◆ What to work on
Gather every line in the records below that contains the word "series".

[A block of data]
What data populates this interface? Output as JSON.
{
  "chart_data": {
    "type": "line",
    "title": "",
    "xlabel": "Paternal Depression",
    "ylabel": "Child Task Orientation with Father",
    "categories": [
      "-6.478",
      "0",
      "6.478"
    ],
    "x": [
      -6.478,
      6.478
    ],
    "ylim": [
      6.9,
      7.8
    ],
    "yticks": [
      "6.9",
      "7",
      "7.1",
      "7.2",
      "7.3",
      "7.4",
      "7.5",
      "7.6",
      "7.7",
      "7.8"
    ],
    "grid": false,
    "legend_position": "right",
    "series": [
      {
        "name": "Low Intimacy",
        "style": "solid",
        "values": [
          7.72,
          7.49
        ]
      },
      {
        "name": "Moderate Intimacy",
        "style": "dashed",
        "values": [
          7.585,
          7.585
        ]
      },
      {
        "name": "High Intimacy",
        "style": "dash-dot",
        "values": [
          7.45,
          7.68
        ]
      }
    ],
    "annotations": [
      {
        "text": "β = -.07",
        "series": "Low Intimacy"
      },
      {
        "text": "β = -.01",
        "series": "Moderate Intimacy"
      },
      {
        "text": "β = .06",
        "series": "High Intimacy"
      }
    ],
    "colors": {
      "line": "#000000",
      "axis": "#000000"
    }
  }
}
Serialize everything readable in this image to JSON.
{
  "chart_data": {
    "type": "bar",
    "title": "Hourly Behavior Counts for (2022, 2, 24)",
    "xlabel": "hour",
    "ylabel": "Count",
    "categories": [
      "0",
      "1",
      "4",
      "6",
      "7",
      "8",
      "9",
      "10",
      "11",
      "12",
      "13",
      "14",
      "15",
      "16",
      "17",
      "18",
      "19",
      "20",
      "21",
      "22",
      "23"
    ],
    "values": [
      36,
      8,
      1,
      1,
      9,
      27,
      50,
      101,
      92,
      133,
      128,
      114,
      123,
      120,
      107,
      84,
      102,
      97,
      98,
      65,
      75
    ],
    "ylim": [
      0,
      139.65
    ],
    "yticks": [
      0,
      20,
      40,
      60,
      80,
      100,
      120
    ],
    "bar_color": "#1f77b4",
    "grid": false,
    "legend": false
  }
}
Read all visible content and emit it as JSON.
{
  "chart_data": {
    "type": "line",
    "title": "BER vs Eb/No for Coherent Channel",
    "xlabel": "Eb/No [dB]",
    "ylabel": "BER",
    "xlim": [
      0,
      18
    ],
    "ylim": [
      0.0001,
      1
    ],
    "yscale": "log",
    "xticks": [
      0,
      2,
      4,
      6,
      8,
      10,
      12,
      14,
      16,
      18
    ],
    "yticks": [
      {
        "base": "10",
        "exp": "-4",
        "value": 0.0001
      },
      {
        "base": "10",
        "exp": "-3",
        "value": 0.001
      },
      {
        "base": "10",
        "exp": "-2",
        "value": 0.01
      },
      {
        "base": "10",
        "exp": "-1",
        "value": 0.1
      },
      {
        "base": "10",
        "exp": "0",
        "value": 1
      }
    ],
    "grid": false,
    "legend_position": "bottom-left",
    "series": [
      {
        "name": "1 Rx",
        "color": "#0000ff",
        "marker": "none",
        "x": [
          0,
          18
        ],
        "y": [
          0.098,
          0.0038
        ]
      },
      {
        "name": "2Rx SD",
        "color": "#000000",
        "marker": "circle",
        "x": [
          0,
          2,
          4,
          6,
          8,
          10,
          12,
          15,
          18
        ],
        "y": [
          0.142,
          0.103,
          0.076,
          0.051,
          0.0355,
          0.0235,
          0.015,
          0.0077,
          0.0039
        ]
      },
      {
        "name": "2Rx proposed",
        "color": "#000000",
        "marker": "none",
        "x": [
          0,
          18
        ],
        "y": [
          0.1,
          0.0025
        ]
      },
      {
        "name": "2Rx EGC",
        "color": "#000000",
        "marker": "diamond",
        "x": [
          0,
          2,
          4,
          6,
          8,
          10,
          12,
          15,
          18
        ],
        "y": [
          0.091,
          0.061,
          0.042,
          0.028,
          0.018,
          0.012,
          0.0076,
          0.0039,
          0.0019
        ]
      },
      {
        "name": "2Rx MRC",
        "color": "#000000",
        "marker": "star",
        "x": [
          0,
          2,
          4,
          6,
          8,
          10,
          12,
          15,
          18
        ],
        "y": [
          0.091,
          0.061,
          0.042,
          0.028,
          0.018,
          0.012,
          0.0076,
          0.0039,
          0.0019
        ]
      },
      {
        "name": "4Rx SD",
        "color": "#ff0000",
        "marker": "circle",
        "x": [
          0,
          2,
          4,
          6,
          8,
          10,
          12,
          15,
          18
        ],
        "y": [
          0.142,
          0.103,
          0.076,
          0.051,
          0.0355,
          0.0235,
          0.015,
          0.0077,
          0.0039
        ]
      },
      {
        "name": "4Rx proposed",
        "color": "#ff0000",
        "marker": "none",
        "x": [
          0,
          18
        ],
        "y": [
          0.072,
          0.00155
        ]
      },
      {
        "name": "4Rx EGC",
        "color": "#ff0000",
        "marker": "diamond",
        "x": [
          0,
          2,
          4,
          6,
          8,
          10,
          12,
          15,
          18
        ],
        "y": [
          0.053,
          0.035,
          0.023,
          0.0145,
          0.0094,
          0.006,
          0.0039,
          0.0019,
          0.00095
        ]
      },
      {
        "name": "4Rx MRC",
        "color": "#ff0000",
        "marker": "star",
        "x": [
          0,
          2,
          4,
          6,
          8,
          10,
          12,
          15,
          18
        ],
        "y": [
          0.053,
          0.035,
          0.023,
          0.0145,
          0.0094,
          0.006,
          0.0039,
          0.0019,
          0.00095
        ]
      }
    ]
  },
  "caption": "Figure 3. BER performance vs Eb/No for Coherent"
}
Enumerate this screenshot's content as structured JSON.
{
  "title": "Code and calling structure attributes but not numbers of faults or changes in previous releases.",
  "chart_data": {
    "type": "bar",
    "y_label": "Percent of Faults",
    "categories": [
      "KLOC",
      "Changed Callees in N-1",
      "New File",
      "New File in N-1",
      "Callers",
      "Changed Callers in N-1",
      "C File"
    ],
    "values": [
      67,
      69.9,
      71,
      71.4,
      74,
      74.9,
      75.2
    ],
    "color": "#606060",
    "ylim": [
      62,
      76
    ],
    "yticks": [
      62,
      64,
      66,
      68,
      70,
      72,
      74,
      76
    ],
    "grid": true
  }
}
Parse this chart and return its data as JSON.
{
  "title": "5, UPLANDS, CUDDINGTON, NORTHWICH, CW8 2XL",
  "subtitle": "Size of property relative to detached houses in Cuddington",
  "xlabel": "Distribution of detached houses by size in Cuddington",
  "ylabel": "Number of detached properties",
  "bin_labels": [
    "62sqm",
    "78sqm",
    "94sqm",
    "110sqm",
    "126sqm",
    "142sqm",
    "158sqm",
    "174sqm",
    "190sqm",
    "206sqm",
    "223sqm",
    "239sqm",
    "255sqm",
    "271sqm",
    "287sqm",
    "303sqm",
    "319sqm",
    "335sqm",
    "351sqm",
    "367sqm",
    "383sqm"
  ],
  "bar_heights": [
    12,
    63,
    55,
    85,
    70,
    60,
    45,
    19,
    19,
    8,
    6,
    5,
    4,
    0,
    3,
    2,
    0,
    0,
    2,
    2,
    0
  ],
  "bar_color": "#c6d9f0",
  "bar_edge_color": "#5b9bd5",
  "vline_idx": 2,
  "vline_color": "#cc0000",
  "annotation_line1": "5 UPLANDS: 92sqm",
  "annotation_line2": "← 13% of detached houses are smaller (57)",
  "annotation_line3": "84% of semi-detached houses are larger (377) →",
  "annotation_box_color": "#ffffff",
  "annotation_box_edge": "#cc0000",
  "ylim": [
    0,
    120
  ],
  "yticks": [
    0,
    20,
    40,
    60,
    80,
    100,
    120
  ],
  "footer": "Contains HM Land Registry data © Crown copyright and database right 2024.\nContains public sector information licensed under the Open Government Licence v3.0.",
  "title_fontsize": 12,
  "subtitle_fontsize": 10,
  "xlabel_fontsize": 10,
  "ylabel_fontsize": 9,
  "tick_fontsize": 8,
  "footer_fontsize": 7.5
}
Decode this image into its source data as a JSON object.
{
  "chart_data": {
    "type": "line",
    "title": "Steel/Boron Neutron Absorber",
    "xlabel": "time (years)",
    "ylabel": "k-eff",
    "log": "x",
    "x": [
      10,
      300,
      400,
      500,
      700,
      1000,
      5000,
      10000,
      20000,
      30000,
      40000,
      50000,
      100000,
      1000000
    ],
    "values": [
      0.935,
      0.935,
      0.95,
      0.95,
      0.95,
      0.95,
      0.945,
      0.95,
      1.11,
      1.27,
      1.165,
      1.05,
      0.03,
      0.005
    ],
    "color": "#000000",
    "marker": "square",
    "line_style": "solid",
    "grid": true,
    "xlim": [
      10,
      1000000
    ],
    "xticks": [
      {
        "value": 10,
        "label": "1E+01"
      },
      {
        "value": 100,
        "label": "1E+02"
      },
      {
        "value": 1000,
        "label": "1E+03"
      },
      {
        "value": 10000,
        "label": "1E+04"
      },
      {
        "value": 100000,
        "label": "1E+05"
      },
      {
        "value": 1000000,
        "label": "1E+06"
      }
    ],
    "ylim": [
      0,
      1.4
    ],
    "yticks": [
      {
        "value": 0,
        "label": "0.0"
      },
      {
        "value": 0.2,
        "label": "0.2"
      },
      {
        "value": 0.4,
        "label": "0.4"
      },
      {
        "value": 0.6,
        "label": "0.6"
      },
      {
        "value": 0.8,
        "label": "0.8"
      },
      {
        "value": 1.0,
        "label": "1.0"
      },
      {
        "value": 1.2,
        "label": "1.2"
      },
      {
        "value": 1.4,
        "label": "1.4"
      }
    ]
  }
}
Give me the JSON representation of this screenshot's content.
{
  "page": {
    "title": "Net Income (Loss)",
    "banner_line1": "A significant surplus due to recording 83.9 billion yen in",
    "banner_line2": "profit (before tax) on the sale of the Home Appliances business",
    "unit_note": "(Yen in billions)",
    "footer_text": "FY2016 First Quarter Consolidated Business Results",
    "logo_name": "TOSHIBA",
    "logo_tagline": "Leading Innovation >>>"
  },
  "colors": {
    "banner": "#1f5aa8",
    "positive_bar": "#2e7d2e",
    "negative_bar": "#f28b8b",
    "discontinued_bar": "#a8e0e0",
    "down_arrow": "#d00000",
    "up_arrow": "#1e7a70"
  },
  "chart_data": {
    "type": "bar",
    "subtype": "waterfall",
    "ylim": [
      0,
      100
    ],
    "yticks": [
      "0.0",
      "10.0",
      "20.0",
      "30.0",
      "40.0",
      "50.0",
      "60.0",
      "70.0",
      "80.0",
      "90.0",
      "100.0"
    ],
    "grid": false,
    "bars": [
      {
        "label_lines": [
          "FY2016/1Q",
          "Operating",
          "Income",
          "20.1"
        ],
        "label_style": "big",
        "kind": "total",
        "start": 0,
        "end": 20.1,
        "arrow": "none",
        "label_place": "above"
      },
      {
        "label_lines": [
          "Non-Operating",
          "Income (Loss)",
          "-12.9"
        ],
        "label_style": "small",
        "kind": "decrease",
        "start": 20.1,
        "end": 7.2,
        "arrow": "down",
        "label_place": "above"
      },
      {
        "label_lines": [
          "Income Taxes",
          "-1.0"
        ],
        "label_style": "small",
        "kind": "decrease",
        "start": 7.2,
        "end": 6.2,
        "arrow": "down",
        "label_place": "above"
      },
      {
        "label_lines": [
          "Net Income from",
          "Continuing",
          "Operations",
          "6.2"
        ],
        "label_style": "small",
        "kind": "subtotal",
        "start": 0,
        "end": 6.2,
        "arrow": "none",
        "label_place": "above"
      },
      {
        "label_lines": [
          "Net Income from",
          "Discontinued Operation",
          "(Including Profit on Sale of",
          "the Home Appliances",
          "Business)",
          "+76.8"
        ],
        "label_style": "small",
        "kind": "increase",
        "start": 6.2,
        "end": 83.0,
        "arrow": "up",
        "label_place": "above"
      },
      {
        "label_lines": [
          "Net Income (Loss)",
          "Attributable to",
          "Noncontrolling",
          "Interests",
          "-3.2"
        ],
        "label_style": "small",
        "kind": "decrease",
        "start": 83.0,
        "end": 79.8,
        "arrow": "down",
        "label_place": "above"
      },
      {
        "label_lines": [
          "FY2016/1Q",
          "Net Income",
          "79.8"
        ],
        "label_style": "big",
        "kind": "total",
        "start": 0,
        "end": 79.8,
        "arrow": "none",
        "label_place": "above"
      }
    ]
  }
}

◆ Exercise output
    "series": [
        "series": "Low Intimacy"
        "series": "Moderate Intimacy"
        "series": "High Intimacy"
    "series": [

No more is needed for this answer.